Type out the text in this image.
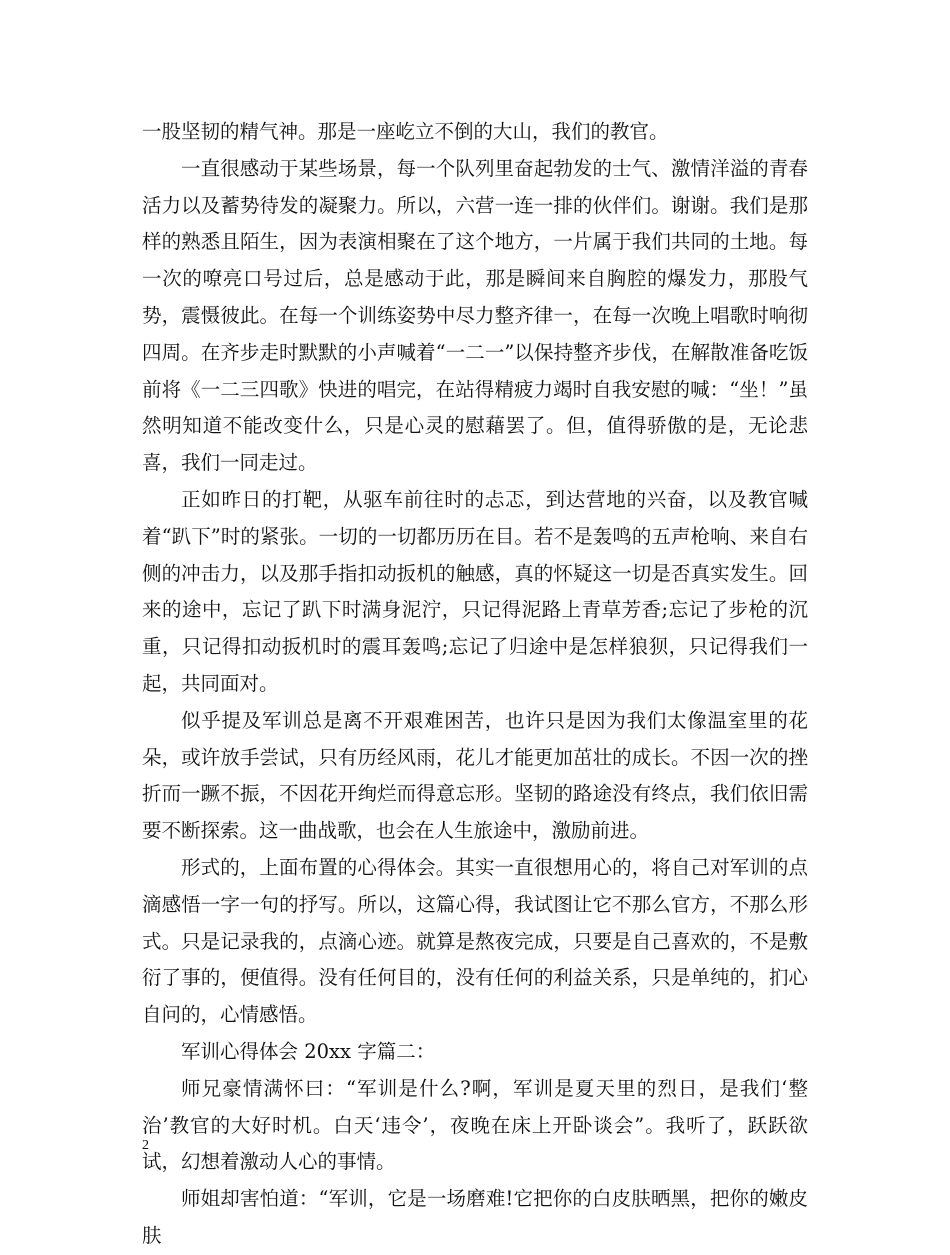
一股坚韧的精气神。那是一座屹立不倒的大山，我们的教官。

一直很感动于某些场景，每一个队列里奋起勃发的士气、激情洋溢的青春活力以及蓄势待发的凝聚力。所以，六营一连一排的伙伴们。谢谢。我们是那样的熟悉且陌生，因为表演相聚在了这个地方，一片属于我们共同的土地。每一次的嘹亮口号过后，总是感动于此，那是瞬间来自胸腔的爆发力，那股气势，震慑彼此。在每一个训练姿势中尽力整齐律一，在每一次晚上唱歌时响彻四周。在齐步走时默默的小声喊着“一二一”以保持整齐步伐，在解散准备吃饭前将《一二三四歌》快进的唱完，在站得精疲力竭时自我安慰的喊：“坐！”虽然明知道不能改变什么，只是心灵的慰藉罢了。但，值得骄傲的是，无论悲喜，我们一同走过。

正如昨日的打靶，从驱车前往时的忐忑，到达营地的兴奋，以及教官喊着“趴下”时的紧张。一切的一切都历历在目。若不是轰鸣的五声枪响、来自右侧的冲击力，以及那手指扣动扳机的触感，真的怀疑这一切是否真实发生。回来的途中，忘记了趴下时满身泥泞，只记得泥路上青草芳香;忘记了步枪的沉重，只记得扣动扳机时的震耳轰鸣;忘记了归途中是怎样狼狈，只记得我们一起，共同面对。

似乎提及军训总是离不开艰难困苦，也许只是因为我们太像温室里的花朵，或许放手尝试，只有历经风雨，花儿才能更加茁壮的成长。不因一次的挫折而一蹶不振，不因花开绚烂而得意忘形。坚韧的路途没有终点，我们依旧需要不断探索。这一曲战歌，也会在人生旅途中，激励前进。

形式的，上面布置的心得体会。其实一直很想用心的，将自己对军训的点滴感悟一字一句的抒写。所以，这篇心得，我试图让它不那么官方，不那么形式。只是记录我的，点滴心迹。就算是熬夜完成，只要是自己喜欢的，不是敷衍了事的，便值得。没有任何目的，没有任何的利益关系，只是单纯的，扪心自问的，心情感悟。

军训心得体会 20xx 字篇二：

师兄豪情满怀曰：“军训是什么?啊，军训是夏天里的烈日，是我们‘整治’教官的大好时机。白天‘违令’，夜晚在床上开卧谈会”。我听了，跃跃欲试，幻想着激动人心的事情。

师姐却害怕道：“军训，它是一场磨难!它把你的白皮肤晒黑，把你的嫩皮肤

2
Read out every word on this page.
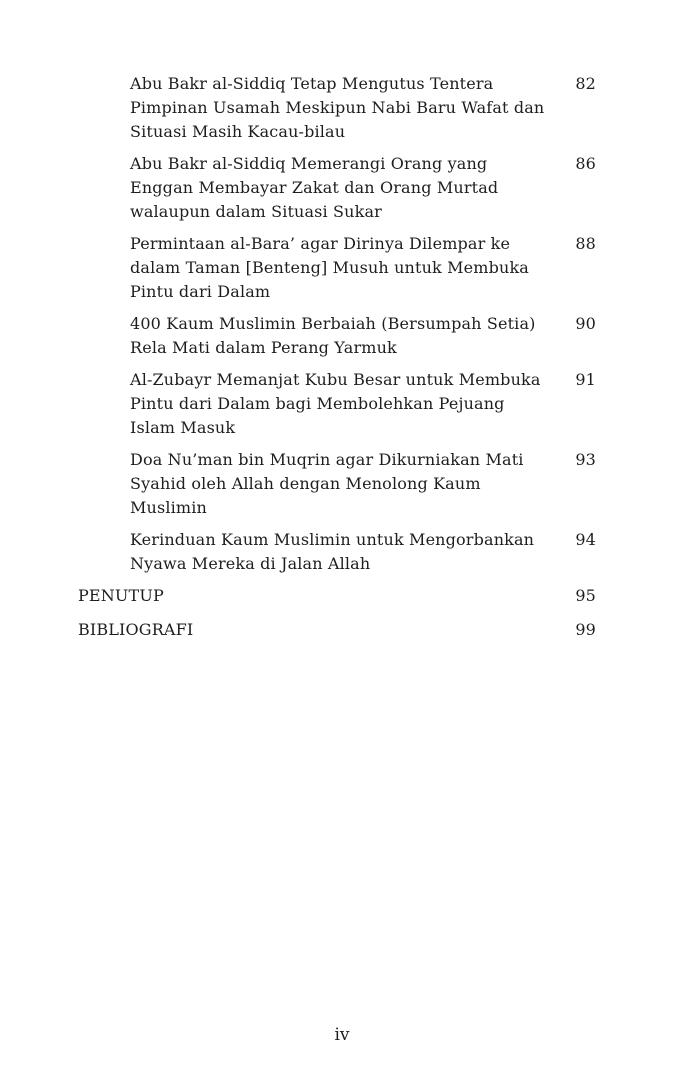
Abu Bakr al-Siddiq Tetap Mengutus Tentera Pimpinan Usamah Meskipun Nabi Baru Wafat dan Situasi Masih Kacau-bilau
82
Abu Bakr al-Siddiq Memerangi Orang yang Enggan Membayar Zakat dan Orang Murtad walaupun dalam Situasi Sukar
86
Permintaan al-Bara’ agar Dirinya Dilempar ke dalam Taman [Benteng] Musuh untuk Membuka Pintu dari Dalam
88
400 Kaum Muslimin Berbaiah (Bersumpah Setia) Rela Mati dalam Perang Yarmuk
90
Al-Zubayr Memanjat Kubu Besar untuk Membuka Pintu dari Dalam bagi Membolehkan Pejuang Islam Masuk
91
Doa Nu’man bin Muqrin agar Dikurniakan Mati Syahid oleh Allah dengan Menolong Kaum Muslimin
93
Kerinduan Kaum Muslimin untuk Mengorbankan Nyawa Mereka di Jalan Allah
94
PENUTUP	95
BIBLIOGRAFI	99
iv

******

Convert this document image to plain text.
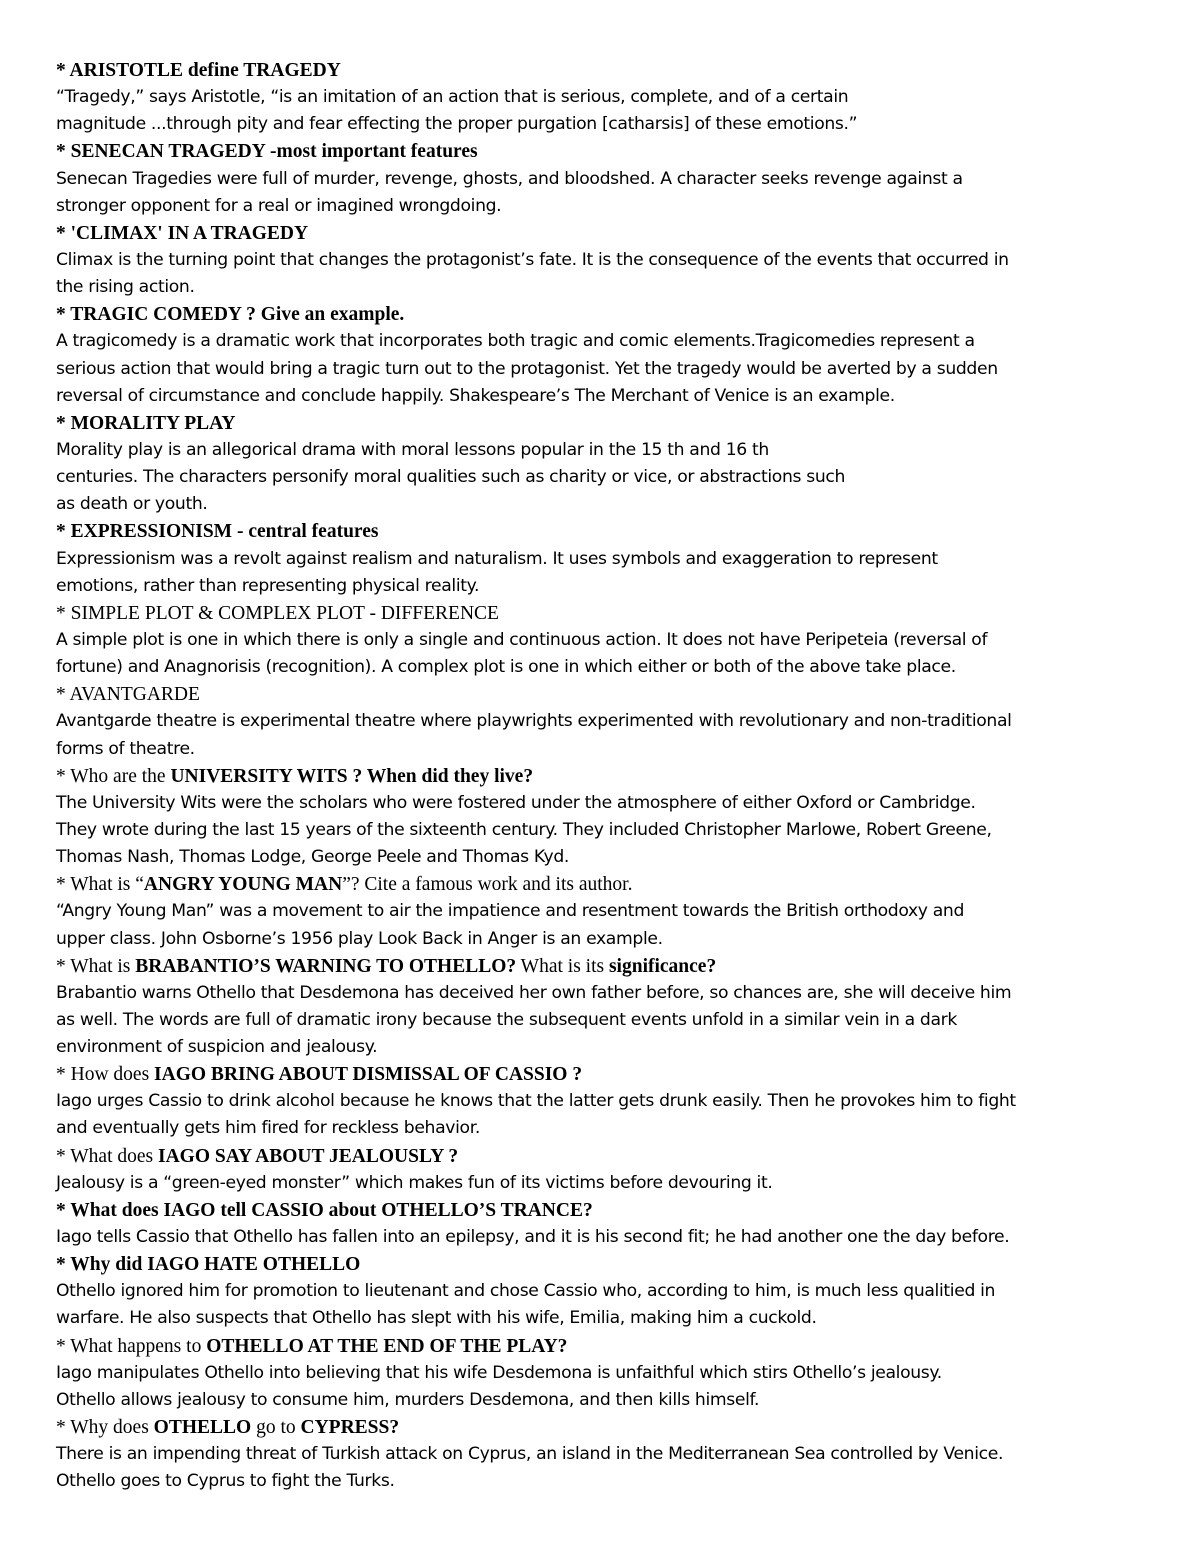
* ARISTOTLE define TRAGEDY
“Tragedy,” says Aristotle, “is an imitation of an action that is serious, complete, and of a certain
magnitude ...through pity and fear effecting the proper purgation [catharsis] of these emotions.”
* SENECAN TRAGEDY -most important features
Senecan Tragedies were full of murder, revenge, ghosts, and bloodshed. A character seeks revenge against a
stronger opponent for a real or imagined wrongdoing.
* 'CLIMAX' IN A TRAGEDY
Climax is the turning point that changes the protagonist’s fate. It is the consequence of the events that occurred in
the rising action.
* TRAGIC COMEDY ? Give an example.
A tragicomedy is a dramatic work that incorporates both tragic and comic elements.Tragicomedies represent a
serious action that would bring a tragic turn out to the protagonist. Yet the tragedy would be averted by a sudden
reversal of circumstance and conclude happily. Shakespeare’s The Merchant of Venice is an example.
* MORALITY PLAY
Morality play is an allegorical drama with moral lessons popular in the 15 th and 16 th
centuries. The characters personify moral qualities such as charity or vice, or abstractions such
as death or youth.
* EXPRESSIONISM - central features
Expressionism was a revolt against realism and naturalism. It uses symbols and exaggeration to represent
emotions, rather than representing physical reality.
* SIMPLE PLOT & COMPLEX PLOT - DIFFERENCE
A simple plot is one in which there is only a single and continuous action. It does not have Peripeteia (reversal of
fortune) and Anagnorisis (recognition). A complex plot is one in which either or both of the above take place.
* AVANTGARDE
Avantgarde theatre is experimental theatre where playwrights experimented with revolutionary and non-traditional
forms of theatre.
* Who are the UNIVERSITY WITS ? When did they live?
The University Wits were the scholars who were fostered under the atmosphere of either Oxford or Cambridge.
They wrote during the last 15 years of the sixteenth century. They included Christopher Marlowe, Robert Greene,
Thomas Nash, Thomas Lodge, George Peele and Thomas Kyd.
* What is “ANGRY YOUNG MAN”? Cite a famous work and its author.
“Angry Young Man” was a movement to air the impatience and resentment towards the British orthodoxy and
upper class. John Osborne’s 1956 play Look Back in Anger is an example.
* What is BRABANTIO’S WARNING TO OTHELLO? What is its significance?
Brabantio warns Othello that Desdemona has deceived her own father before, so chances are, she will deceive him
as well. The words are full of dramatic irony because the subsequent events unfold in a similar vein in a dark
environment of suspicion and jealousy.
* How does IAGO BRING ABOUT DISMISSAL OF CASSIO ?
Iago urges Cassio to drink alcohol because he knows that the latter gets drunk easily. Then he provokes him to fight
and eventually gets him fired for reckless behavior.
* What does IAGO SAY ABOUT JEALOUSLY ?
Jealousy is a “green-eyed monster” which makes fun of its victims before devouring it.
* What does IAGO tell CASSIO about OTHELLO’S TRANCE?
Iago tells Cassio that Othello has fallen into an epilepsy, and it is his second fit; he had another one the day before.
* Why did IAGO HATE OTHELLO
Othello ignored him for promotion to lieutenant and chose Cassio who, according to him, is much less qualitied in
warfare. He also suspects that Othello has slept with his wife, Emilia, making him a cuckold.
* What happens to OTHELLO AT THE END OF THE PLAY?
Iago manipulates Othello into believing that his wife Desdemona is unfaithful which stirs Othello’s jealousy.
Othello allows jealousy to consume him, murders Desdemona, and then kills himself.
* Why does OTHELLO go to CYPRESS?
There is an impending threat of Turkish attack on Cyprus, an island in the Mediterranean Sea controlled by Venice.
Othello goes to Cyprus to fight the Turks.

******

> **Your goal**
Copy every line of the records above that contains "example".

> **Solution to this problem**
* TRAGIC COMEDY ? Give an example.
reversal of circumstance and conclude happily. Shakespeare’s The Merchant of Venice is an example.
upper class. John Osborne’s 1956 play Look Back in Anger is an example.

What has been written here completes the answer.